(Dataset records)
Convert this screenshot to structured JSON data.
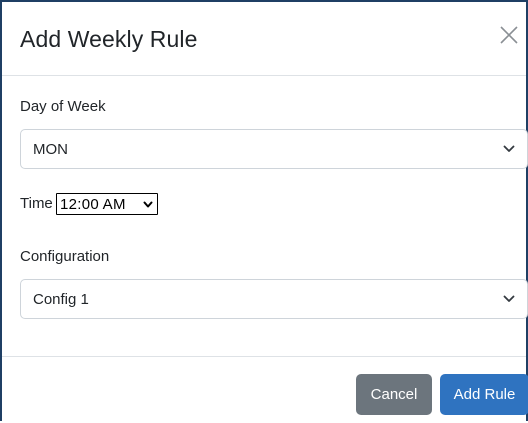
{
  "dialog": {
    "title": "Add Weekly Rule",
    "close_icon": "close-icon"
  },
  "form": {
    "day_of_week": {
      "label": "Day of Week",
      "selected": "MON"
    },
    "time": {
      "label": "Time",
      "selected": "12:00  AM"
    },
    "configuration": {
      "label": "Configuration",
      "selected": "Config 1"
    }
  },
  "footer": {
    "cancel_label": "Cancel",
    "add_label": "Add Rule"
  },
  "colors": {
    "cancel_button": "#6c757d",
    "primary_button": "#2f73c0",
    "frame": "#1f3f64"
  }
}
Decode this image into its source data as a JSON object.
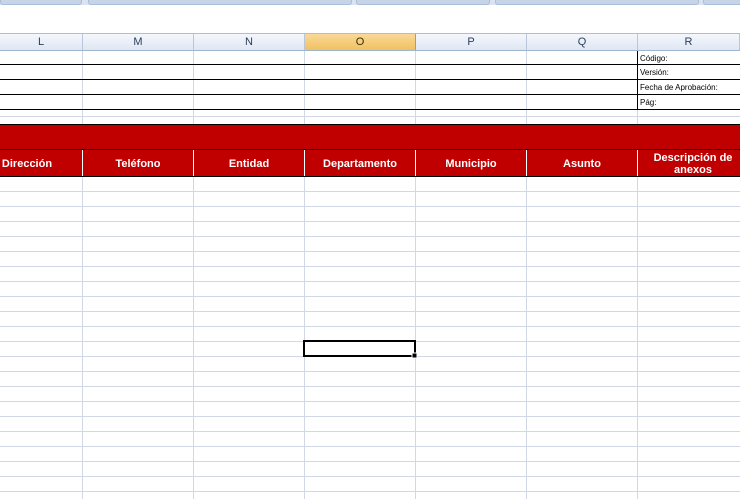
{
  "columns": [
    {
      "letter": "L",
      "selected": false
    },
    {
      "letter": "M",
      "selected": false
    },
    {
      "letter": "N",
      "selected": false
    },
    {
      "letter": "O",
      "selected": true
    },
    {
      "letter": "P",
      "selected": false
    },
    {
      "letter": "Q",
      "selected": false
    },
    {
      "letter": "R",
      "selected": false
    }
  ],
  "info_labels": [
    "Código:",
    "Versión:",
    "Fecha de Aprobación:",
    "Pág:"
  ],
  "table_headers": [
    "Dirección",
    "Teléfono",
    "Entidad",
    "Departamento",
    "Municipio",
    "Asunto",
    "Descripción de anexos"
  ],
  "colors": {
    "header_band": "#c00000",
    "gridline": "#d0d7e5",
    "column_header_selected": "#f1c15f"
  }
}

BRIEF. Reproduce every record above exactly, omitting the pictures.

CORRECT RESPONSE.
Convert this screenshot to structured JSON data.
{
  "dialog": {
    "title": "Add Weekly Rule",
    "close_icon": "close-icon"
  },
  "form": {
    "day_of_week": {
      "label": "Day of Week",
      "selected": "MON"
    },
    "time": {
      "label": "Time",
      "selected": "12:00  AM"
    },
    "configuration": {
      "label": "Configuration",
      "selected": "Config 1"
    }
  },
  "footer": {
    "cancel_label": "Cancel",
    "add_label": "Add Rule"
  },
  "colors": {
    "cancel_button": "#6c757d",
    "primary_button": "#2f73c0",
    "frame": "#1f3f64"
  }
}
Decode this image into its source data as a JSON object.
{
  "columns": [
    {
      "letter": "L",
      "selected": false
    },
    {
      "letter": "M",
      "selected": false
    },
    {
      "letter": "N",
      "selected": false
    },
    {
      "letter": "O",
      "selected": true
    },
    {
      "letter": "P",
      "selected": false
    },
    {
      "letter": "Q",
      "selected": false
    },
    {
      "letter": "R",
      "selected": false
    }
  ],
  "info_labels": [
    "Código:",
    "Versión:",
    "Fecha de Aprobación:",
    "Pág:"
  ],
  "table_headers": [
    "Dirección",
    "Teléfono",
    "Entidad",
    "Departamento",
    "Municipio",
    "Asunto",
    "Descripción de anexos"
  ],
  "colors": {
    "header_band": "#c00000",
    "gridline": "#d0d7e5",
    "column_header_selected": "#f1c15f"
  }
}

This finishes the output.